* [Goal] Copy each line where the word "JSON" occurs.

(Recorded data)
******

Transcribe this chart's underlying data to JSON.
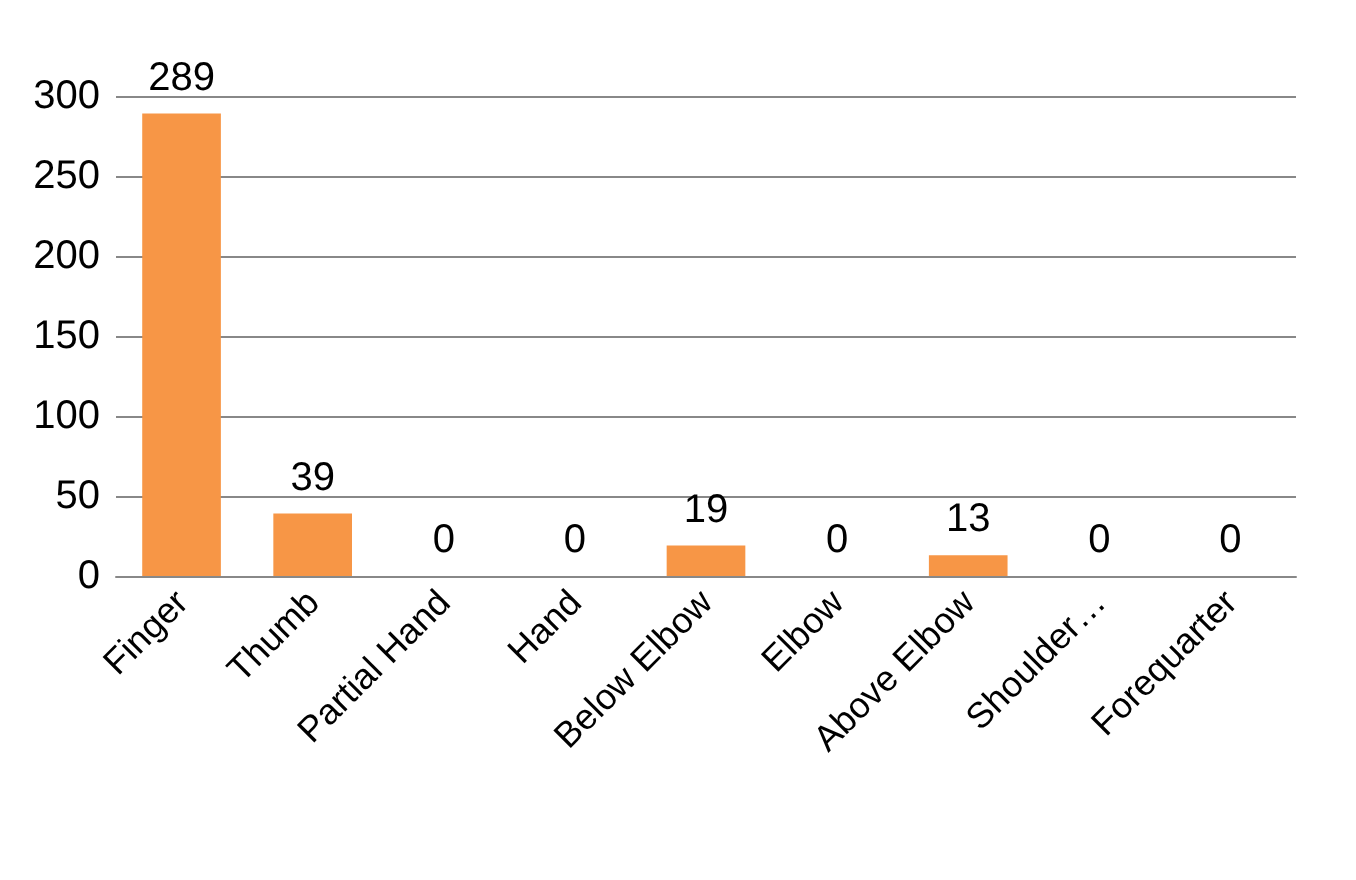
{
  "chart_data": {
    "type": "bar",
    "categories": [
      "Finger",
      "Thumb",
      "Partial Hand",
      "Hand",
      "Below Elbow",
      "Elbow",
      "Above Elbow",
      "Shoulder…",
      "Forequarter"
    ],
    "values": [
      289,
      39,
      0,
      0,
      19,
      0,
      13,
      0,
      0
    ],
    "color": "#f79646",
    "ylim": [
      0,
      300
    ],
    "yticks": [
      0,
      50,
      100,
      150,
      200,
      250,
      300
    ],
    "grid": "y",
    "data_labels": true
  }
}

******

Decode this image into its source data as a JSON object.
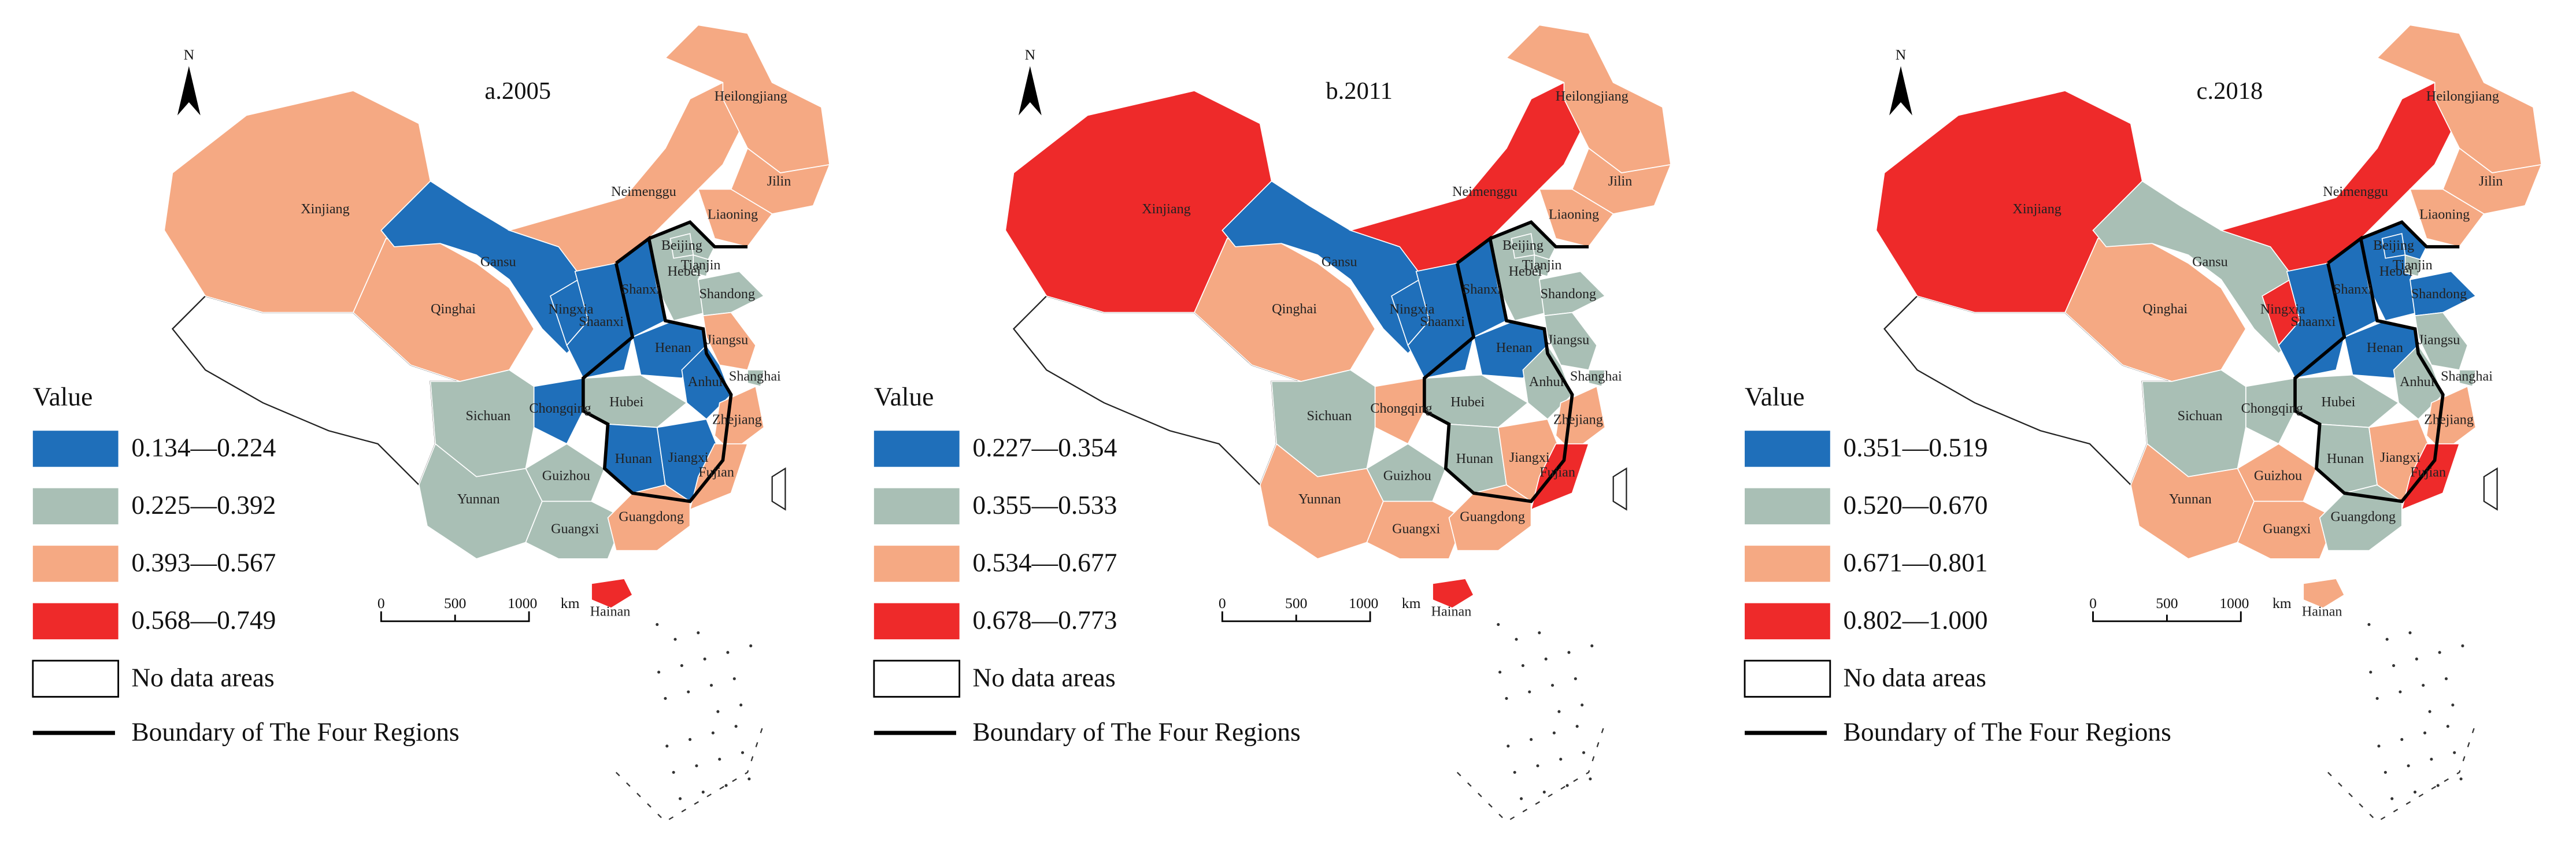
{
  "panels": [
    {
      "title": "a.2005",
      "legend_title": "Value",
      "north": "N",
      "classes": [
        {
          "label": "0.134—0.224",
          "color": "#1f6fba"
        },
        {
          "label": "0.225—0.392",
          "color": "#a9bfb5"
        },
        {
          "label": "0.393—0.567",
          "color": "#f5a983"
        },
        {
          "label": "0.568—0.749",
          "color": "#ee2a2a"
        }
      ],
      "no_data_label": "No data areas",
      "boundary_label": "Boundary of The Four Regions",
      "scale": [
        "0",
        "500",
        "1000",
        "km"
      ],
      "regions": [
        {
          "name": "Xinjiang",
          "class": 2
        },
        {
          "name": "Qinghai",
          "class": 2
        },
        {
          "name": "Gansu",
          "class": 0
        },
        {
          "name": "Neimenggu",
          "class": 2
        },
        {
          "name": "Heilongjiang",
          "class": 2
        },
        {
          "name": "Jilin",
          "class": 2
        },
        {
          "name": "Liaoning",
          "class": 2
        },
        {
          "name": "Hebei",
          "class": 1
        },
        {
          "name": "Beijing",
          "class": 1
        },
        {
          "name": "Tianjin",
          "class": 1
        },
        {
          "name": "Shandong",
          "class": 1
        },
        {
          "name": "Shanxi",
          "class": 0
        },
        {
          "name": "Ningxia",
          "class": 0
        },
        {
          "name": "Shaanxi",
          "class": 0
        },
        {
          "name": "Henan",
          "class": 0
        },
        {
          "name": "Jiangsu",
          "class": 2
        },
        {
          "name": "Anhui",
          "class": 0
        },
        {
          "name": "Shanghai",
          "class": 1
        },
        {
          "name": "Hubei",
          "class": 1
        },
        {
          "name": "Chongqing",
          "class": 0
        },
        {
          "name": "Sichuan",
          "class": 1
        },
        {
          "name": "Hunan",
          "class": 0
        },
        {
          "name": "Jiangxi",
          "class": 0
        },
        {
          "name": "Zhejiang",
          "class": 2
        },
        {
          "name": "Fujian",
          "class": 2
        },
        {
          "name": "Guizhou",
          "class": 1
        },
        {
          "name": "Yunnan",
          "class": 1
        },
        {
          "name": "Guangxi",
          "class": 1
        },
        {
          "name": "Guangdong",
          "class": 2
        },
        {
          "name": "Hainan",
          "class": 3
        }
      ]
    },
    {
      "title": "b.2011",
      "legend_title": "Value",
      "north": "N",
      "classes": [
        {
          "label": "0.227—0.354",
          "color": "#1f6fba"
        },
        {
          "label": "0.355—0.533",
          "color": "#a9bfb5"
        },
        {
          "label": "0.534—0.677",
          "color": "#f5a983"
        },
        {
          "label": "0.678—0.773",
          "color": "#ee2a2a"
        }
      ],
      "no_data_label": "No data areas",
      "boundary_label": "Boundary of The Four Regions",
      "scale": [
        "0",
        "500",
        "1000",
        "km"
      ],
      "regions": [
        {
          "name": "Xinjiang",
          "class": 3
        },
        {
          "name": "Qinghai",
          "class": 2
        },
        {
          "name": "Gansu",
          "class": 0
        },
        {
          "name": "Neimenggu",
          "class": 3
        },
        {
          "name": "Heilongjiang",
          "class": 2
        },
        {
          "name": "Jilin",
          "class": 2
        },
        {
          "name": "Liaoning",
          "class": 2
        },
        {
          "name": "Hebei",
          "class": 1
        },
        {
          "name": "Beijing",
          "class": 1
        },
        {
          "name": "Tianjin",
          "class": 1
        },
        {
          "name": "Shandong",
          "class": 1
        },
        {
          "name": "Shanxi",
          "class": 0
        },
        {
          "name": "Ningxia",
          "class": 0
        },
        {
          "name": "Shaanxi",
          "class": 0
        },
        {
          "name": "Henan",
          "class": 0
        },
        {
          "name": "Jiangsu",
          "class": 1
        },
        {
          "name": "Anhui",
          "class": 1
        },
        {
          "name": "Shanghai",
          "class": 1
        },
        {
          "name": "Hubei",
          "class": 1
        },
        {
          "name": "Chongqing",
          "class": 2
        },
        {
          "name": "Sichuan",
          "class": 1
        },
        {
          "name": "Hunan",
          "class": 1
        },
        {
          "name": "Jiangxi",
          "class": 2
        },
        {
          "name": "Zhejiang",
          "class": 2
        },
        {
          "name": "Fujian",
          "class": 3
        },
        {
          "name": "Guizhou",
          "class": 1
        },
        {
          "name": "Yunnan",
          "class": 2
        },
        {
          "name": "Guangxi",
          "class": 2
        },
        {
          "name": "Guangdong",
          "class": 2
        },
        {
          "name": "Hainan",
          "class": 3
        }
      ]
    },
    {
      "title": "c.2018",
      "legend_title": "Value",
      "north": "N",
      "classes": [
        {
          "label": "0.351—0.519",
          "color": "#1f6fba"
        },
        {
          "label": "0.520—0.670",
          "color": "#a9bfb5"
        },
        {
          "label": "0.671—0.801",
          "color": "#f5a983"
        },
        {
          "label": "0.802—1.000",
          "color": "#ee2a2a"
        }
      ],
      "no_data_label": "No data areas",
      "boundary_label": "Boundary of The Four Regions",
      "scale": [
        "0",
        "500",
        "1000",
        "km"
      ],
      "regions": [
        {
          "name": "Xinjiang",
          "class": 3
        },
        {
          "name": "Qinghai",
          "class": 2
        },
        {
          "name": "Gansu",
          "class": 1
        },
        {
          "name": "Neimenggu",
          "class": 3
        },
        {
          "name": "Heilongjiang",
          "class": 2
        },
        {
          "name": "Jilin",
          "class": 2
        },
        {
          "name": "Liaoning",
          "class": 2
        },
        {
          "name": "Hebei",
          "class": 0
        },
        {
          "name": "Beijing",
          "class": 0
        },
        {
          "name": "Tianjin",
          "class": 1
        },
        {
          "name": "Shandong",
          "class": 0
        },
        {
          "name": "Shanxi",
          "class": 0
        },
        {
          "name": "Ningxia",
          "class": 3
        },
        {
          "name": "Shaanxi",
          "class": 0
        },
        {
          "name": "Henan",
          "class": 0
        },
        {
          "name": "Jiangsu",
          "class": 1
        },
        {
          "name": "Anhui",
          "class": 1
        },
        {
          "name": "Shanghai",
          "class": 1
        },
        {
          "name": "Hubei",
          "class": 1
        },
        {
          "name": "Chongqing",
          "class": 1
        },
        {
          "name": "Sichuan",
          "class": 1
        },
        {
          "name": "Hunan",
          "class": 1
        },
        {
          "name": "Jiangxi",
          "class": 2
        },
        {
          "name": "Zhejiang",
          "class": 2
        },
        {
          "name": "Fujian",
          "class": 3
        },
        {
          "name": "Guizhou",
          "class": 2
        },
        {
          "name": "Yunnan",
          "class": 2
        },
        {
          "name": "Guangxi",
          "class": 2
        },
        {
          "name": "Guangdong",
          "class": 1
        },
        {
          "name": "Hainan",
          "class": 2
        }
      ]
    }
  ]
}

******

* [Response]
Transcribe this chart's underlying data to JSON.
Decode this image into its source data as a JSON object.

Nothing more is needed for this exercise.